*RECORDS FOR PROCESSING*.
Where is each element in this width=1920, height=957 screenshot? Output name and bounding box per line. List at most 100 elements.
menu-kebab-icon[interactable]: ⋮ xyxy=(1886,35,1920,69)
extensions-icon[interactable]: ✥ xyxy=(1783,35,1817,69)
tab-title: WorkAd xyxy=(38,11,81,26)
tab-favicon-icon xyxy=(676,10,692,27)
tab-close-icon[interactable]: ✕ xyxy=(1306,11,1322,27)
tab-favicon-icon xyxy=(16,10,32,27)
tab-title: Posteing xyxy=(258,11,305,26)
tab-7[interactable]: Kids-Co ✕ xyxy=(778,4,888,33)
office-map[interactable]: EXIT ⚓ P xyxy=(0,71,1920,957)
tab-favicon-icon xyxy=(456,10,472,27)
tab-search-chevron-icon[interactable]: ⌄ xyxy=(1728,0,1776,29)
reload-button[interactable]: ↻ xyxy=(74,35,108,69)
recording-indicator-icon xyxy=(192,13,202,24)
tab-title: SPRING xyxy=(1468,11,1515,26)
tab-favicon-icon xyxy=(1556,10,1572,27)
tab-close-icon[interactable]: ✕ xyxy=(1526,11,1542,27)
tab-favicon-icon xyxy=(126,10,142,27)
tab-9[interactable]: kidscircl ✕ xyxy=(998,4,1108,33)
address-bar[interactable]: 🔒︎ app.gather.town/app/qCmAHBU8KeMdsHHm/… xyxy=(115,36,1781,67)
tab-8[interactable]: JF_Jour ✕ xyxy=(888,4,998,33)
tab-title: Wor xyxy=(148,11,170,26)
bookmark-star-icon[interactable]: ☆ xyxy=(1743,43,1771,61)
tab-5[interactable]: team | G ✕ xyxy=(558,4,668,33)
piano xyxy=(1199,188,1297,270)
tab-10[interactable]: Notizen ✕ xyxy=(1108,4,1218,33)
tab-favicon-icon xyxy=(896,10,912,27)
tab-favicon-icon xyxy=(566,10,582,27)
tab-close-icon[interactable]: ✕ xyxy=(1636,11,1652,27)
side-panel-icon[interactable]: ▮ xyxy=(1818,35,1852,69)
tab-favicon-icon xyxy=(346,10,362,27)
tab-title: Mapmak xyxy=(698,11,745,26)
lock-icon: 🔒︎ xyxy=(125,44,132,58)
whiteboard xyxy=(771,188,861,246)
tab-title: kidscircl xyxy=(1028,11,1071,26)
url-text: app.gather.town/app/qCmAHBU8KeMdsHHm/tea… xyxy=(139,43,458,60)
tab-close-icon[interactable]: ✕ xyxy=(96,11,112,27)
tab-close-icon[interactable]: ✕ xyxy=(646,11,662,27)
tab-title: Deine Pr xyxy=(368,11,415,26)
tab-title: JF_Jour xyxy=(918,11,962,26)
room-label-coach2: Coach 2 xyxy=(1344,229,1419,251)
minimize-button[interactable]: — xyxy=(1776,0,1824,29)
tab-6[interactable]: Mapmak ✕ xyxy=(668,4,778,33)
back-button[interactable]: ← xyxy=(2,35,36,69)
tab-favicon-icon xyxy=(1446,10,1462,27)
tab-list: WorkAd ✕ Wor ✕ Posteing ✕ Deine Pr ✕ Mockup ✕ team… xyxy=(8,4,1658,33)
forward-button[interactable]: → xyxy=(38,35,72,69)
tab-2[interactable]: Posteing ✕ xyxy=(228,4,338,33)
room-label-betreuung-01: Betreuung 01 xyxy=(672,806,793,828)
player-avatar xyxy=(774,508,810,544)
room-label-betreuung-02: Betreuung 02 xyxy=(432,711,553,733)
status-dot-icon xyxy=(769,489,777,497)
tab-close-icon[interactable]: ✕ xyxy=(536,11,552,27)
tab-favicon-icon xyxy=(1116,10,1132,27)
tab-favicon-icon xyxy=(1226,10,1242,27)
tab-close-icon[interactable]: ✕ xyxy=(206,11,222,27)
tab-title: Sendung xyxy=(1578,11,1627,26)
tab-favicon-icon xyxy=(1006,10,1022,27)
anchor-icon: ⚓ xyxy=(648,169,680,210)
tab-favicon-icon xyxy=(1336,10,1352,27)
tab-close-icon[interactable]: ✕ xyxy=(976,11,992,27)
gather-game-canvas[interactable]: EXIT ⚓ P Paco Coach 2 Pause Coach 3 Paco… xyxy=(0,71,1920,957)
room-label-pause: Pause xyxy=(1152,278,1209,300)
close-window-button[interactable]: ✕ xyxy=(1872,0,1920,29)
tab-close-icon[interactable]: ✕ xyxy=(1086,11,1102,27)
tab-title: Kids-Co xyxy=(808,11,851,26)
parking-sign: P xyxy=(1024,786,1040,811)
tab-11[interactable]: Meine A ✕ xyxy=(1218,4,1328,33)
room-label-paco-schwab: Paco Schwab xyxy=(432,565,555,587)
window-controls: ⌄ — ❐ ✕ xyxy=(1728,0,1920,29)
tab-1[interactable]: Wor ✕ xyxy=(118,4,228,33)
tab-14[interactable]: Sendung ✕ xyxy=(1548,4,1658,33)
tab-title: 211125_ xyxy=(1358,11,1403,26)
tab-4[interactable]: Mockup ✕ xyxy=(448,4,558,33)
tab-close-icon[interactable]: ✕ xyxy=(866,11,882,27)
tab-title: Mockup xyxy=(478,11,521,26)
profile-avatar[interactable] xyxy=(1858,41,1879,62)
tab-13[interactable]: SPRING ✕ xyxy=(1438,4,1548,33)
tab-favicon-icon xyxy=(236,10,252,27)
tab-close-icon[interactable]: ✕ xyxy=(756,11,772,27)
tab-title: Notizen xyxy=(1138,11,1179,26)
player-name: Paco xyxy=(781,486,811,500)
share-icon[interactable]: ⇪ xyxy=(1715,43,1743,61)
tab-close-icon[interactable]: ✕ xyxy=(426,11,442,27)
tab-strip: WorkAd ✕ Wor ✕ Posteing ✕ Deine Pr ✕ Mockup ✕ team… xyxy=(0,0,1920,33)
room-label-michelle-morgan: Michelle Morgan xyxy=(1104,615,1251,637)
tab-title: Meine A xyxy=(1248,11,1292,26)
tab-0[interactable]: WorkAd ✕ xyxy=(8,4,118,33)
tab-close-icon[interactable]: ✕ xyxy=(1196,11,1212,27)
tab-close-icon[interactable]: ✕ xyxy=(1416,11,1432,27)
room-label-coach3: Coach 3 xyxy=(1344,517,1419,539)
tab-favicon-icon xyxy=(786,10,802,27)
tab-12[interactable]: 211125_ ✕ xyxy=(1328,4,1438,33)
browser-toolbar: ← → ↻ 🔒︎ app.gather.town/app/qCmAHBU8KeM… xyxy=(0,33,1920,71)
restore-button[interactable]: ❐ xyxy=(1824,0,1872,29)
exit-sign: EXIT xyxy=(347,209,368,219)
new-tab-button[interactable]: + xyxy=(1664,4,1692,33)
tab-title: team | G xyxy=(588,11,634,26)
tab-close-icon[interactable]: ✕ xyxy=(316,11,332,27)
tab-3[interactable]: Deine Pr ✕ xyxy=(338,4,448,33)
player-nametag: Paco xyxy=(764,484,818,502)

*JOB*.
Rewrite the listing above, changing every "tab-favicon-icon" to "site-icon" and leaving everything else as it is.

*SOLUTION*.
Where is each element in this width=1920, height=957 screenshot? Output name and bounding box per line. List at most 100 elements.
menu-kebab-icon[interactable]: ⋮ xyxy=(1886,35,1920,69)
extensions-icon[interactable]: ✥ xyxy=(1783,35,1817,69)
tab-title: WorkAd xyxy=(38,11,81,26)
site-icon xyxy=(676,10,692,27)
tab-close-icon[interactable]: ✕ xyxy=(1306,11,1322,27)
site-icon xyxy=(16,10,32,27)
tab-title: Posteing xyxy=(258,11,305,26)
tab-7[interactable]: Kids-Co ✕ xyxy=(778,4,888,33)
office-map[interactable]: EXIT ⚓ P xyxy=(0,71,1920,957)
site-icon xyxy=(456,10,472,27)
tab-search-chevron-icon[interactable]: ⌄ xyxy=(1728,0,1776,29)
reload-button[interactable]: ↻ xyxy=(74,35,108,69)
recording-indicator-icon xyxy=(192,13,202,24)
tab-title: SPRING xyxy=(1468,11,1515,26)
site-icon xyxy=(1556,10,1572,27)
tab-close-icon[interactable]: ✕ xyxy=(1526,11,1542,27)
site-icon xyxy=(126,10,142,27)
tab-9[interactable]: kidscircl ✕ xyxy=(998,4,1108,33)
address-bar[interactable]: 🔒︎ app.gather.town/app/qCmAHBU8KeMdsHHm/… xyxy=(115,36,1781,67)
tab-8[interactable]: JF_Jour ✕ xyxy=(888,4,998,33)
tab-title: Wor xyxy=(148,11,170,26)
bookmark-star-icon[interactable]: ☆ xyxy=(1743,43,1771,61)
tab-5[interactable]: team | G ✕ xyxy=(558,4,668,33)
piano xyxy=(1199,188,1297,270)
tab-10[interactable]: Notizen ✕ xyxy=(1108,4,1218,33)
site-icon xyxy=(896,10,912,27)
site-icon xyxy=(566,10,582,27)
tab-close-icon[interactable]: ✕ xyxy=(1636,11,1652,27)
side-panel-icon[interactable]: ▮ xyxy=(1818,35,1852,69)
site-icon xyxy=(346,10,362,27)
tab-title: Mapmak xyxy=(698,11,745,26)
lock-icon: 🔒︎ xyxy=(125,44,132,58)
whiteboard xyxy=(771,188,861,246)
tab-title: kidscircl xyxy=(1028,11,1071,26)
url-text: app.gather.town/app/qCmAHBU8KeMdsHHm/tea… xyxy=(139,43,458,60)
tab-close-icon[interactable]: ✕ xyxy=(96,11,112,27)
tab-close-icon[interactable]: ✕ xyxy=(646,11,662,27)
tab-title: Deine Pr xyxy=(368,11,415,26)
tab-title: JF_Jour xyxy=(918,11,962,26)
room-label-coach2: Coach 2 xyxy=(1344,229,1419,251)
minimize-button[interactable]: — xyxy=(1776,0,1824,29)
tab-6[interactable]: Mapmak ✕ xyxy=(668,4,778,33)
back-button[interactable]: ← xyxy=(2,35,36,69)
site-icon xyxy=(1446,10,1462,27)
tab-list: WorkAd ✕ Wor ✕ Posteing ✕ Deine Pr ✕ Mockup ✕ team… xyxy=(8,4,1658,33)
forward-button[interactable]: → xyxy=(38,35,72,69)
tab-2[interactable]: Posteing ✕ xyxy=(228,4,338,33)
room-label-betreuung-01: Betreuung 01 xyxy=(672,806,793,828)
player-avatar xyxy=(774,508,810,544)
room-label-betreuung-02: Betreuung 02 xyxy=(432,711,553,733)
status-dot-icon xyxy=(769,489,777,497)
tab-close-icon[interactable]: ✕ xyxy=(536,11,552,27)
site-icon xyxy=(1116,10,1132,27)
site-icon xyxy=(1226,10,1242,27)
tab-close-icon[interactable]: ✕ xyxy=(206,11,222,27)
tab-title: Sendung xyxy=(1578,11,1627,26)
site-icon xyxy=(1006,10,1022,27)
anchor-icon: ⚓ xyxy=(648,169,680,210)
site-icon xyxy=(1336,10,1352,27)
tab-close-icon[interactable]: ✕ xyxy=(976,11,992,27)
gather-game-canvas[interactable]: EXIT ⚓ P Paco Coach 2 Pause Coach 3 Paco… xyxy=(0,71,1920,957)
room-label-pause: Pause xyxy=(1152,278,1209,300)
close-window-button[interactable]: ✕ xyxy=(1872,0,1920,29)
tab-close-icon[interactable]: ✕ xyxy=(1086,11,1102,27)
tab-title: Kids-Co xyxy=(808,11,851,26)
parking-sign: P xyxy=(1024,786,1040,811)
tab-11[interactable]: Meine A ✕ xyxy=(1218,4,1328,33)
room-label-paco-schwab: Paco Schwab xyxy=(432,565,555,587)
window-controls: ⌄ — ❐ ✕ xyxy=(1728,0,1920,29)
tab-1[interactable]: Wor ✕ xyxy=(118,4,228,33)
tab-14[interactable]: Sendung ✕ xyxy=(1548,4,1658,33)
tab-title: 211125_ xyxy=(1358,11,1403,26)
tab-4[interactable]: Mockup ✕ xyxy=(448,4,558,33)
tab-close-icon[interactable]: ✕ xyxy=(866,11,882,27)
tab-title: Mockup xyxy=(478,11,521,26)
profile-avatar[interactable] xyxy=(1858,41,1879,62)
tab-13[interactable]: SPRING ✕ xyxy=(1438,4,1548,33)
site-icon xyxy=(236,10,252,27)
tab-close-icon[interactable]: ✕ xyxy=(756,11,772,27)
tab-title: Notizen xyxy=(1138,11,1179,26)
player-name: Paco xyxy=(781,486,811,500)
share-icon[interactable]: ⇪ xyxy=(1715,43,1743,61)
tab-close-icon[interactable]: ✕ xyxy=(426,11,442,27)
tab-strip: WorkAd ✕ Wor ✕ Posteing ✕ Deine Pr ✕ Mockup ✕ team… xyxy=(0,0,1920,33)
room-label-michelle-morgan: Michelle Morgan xyxy=(1104,615,1251,637)
tab-title: Meine A xyxy=(1248,11,1292,26)
tab-0[interactable]: WorkAd ✕ xyxy=(8,4,118,33)
tab-close-icon[interactable]: ✕ xyxy=(1196,11,1212,27)
tab-close-icon[interactable]: ✕ xyxy=(1416,11,1432,27)
room-label-coach3: Coach 3 xyxy=(1344,517,1419,539)
site-icon xyxy=(786,10,802,27)
tab-12[interactable]: 211125_ ✕ xyxy=(1328,4,1438,33)
browser-toolbar: ← → ↻ 🔒︎ app.gather.town/app/qCmAHBU8KeM… xyxy=(0,33,1920,71)
restore-button[interactable]: ❐ xyxy=(1824,0,1872,29)
exit-sign: EXIT xyxy=(347,209,368,219)
new-tab-button[interactable]: + xyxy=(1664,4,1692,33)
tab-title: team | G xyxy=(588,11,634,26)
tab-close-icon[interactable]: ✕ xyxy=(316,11,332,27)
tab-3[interactable]: Deine Pr ✕ xyxy=(338,4,448,33)
player-nametag: Paco xyxy=(764,484,818,502)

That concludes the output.